=== Material to process ===
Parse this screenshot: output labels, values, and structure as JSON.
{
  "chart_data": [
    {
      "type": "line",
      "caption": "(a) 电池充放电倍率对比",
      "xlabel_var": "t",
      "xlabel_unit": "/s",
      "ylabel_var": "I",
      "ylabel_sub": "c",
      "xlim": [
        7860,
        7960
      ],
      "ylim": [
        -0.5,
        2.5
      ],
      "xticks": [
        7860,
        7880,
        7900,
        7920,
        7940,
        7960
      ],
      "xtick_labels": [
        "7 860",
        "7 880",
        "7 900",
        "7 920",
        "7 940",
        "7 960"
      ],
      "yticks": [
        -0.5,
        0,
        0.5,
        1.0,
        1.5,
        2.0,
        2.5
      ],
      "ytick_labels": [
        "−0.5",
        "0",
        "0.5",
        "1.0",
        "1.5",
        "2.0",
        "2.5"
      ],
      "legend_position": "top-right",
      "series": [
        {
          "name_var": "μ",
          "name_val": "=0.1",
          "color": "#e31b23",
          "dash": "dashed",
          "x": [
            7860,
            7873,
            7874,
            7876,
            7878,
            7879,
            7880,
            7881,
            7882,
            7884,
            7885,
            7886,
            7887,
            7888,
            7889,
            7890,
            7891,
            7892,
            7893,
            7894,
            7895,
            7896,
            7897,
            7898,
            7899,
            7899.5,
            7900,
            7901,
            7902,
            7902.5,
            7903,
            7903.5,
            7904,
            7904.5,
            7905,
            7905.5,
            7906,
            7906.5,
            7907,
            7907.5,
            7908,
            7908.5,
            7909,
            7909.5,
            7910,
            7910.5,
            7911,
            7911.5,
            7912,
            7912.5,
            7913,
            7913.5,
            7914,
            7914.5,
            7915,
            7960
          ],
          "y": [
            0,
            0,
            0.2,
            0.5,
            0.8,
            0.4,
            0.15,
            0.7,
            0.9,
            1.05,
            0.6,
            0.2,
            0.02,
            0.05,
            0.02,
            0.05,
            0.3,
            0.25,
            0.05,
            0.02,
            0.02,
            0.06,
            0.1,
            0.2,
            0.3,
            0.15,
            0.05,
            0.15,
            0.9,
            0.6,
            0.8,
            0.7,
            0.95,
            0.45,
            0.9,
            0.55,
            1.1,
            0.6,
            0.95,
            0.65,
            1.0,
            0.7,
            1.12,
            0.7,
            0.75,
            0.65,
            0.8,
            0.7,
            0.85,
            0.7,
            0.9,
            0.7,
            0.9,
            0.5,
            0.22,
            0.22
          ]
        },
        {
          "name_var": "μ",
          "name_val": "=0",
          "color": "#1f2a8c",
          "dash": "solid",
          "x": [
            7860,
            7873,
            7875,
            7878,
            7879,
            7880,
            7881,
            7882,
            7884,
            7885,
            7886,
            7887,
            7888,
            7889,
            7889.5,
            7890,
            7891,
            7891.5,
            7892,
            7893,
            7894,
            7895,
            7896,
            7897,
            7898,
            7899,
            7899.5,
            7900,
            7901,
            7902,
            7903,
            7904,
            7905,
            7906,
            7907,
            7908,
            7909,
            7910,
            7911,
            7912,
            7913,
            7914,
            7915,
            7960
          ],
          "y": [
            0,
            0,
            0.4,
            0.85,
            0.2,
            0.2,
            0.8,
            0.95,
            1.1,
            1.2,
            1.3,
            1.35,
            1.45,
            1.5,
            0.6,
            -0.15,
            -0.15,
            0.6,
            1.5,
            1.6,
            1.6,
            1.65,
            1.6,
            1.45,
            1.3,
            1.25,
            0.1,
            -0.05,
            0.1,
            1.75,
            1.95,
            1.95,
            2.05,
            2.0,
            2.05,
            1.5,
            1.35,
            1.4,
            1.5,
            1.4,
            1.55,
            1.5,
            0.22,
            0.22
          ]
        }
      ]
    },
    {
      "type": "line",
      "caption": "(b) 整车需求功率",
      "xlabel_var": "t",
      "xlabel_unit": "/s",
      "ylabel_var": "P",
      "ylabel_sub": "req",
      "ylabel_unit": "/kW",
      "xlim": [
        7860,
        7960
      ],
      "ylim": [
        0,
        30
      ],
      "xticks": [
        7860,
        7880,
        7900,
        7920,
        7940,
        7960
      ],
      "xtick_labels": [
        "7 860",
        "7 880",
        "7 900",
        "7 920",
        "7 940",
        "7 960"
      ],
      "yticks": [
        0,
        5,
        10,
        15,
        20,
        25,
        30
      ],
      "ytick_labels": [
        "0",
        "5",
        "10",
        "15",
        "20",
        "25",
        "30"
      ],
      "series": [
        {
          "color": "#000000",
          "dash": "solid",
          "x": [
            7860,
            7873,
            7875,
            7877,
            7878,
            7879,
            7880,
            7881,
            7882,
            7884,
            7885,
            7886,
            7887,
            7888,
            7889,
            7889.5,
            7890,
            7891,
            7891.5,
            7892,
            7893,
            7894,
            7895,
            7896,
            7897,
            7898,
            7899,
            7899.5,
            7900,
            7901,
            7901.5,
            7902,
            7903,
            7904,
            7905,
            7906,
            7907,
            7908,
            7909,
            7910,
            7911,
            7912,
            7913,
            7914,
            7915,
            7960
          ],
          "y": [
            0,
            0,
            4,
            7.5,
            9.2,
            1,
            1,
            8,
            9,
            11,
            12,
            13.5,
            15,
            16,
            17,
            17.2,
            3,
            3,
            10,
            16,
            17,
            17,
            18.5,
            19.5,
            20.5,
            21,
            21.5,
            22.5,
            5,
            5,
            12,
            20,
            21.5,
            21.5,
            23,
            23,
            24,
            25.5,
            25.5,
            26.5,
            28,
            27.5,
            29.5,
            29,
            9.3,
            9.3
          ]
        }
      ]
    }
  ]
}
===
Return the listing above word for word.

▸ **Correct result**:
Parse this screenshot: output labels, values, and structure as JSON.
{
  "chart_data": [
    {
      "type": "line",
      "caption": "(a) 电池充放电倍率对比",
      "xlabel_var": "t",
      "xlabel_unit": "/s",
      "ylabel_var": "I",
      "ylabel_sub": "c",
      "xlim": [
        7860,
        7960
      ],
      "ylim": [
        -0.5,
        2.5
      ],
      "xticks": [
        7860,
        7880,
        7900,
        7920,
        7940,
        7960
      ],
      "xtick_labels": [
        "7 860",
        "7 880",
        "7 900",
        "7 920",
        "7 940",
        "7 960"
      ],
      "yticks": [
        -0.5,
        0,
        0.5,
        1.0,
        1.5,
        2.0,
        2.5
      ],
      "ytick_labels": [
        "−0.5",
        "0",
        "0.5",
        "1.0",
        "1.5",
        "2.0",
        "2.5"
      ],
      "legend_position": "top-right",
      "series": [
        {
          "name_var": "μ",
          "name_val": "=0.1",
          "color": "#e31b23",
          "dash": "dashed",
          "x": [
            7860,
            7873,
            7874,
            7876,
            7878,
            7879,
            7880,
            7881,
            7882,
            7884,
            7885,
            7886,
            7887,
            7888,
            7889,
            7890,
            7891,
            7892,
            7893,
            7894,
            7895,
            7896,
            7897,
            7898,
            7899,
            7899.5,
            7900,
            7901,
            7902,
            7902.5,
            7903,
            7903.5,
            7904,
            7904.5,
            7905,
            7905.5,
            7906,
            7906.5,
            7907,
            7907.5,
            7908,
            7908.5,
            7909,
            7909.5,
            7910,
            7910.5,
            7911,
            7911.5,
            7912,
            7912.5,
            7913,
            7913.5,
            7914,
            7914.5,
            7915,
            7960
          ],
          "y": [
            0,
            0,
            0.2,
            0.5,
            0.8,
            0.4,
            0.15,
            0.7,
            0.9,
            1.05,
            0.6,
            0.2,
            0.02,
            0.05,
            0.02,
            0.05,
            0.3,
            0.25,
            0.05,
            0.02,
            0.02,
            0.06,
            0.1,
            0.2,
            0.3,
            0.15,
            0.05,
            0.15,
            0.9,
            0.6,
            0.8,
            0.7,
            0.95,
            0.45,
            0.9,
            0.55,
            1.1,
            0.6,
            0.95,
            0.65,
            1.0,
            0.7,
            1.12,
            0.7,
            0.75,
            0.65,
            0.8,
            0.7,
            0.85,
            0.7,
            0.9,
            0.7,
            0.9,
            0.5,
            0.22,
            0.22
          ]
        },
        {
          "name_var": "μ",
          "name_val": "=0",
          "color": "#1f2a8c",
          "dash": "solid",
          "x": [
            7860,
            7873,
            7875,
            7878,
            7879,
            7880,
            7881,
            7882,
            7884,
            7885,
            7886,
            7887,
            7888,
            7889,
            7889.5,
            7890,
            7891,
            7891.5,
            7892,
            7893,
            7894,
            7895,
            7896,
            7897,
            7898,
            7899,
            7899.5,
            7900,
            7901,
            7902,
            7903,
            7904,
            7905,
            7906,
            7907,
            7908,
            7909,
            7910,
            7911,
            7912,
            7913,
            7914,
            7915,
            7960
          ],
          "y": [
            0,
            0,
            0.4,
            0.85,
            0.2,
            0.2,
            0.8,
            0.95,
            1.1,
            1.2,
            1.3,
            1.35,
            1.45,
            1.5,
            0.6,
            -0.15,
            -0.15,
            0.6,
            1.5,
            1.6,
            1.6,
            1.65,
            1.6,
            1.45,
            1.3,
            1.25,
            0.1,
            -0.05,
            0.1,
            1.75,
            1.95,
            1.95,
            2.05,
            2.0,
            2.05,
            1.5,
            1.35,
            1.4,
            1.5,
            1.4,
            1.55,
            1.5,
            0.22,
            0.22
          ]
        }
      ]
    },
    {
      "type": "line",
      "caption": "(b) 整车需求功率",
      "xlabel_var": "t",
      "xlabel_unit": "/s",
      "ylabel_var": "P",
      "ylabel_sub": "req",
      "ylabel_unit": "/kW",
      "xlim": [
        7860,
        7960
      ],
      "ylim": [
        0,
        30
      ],
      "xticks": [
        7860,
        7880,
        7900,
        7920,
        7940,
        7960
      ],
      "xtick_labels": [
        "7 860",
        "7 880",
        "7 900",
        "7 920",
        "7 940",
        "7 960"
      ],
      "yticks": [
        0,
        5,
        10,
        15,
        20,
        25,
        30
      ],
      "ytick_labels": [
        "0",
        "5",
        "10",
        "15",
        "20",
        "25",
        "30"
      ],
      "series": [
        {
          "color": "#000000",
          "dash": "solid",
          "x": [
            7860,
            7873,
            7875,
            7877,
            7878,
            7879,
            7880,
            7881,
            7882,
            7884,
            7885,
            7886,
            7887,
            7888,
            7889,
            7889.5,
            7890,
            7891,
            7891.5,
            7892,
            7893,
            7894,
            7895,
            7896,
            7897,
            7898,
            7899,
            7899.5,
            7900,
            7901,
            7901.5,
            7902,
            7903,
            7904,
            7905,
            7906,
            7907,
            7908,
            7909,
            7910,
            7911,
            7912,
            7913,
            7914,
            7915,
            7960
          ],
          "y": [
            0,
            0,
            4,
            7.5,
            9.2,
            1,
            1,
            8,
            9,
            11,
            12,
            13.5,
            15,
            16,
            17,
            17.2,
            3,
            3,
            10,
            16,
            17,
            17,
            18.5,
            19.5,
            20.5,
            21,
            21.5,
            22.5,
            5,
            5,
            12,
            20,
            21.5,
            21.5,
            23,
            23,
            24,
            25.5,
            25.5,
            26.5,
            28,
            27.5,
            29.5,
            29,
            9.3,
            9.3
          ]
        }
      ]
    }
  ]
}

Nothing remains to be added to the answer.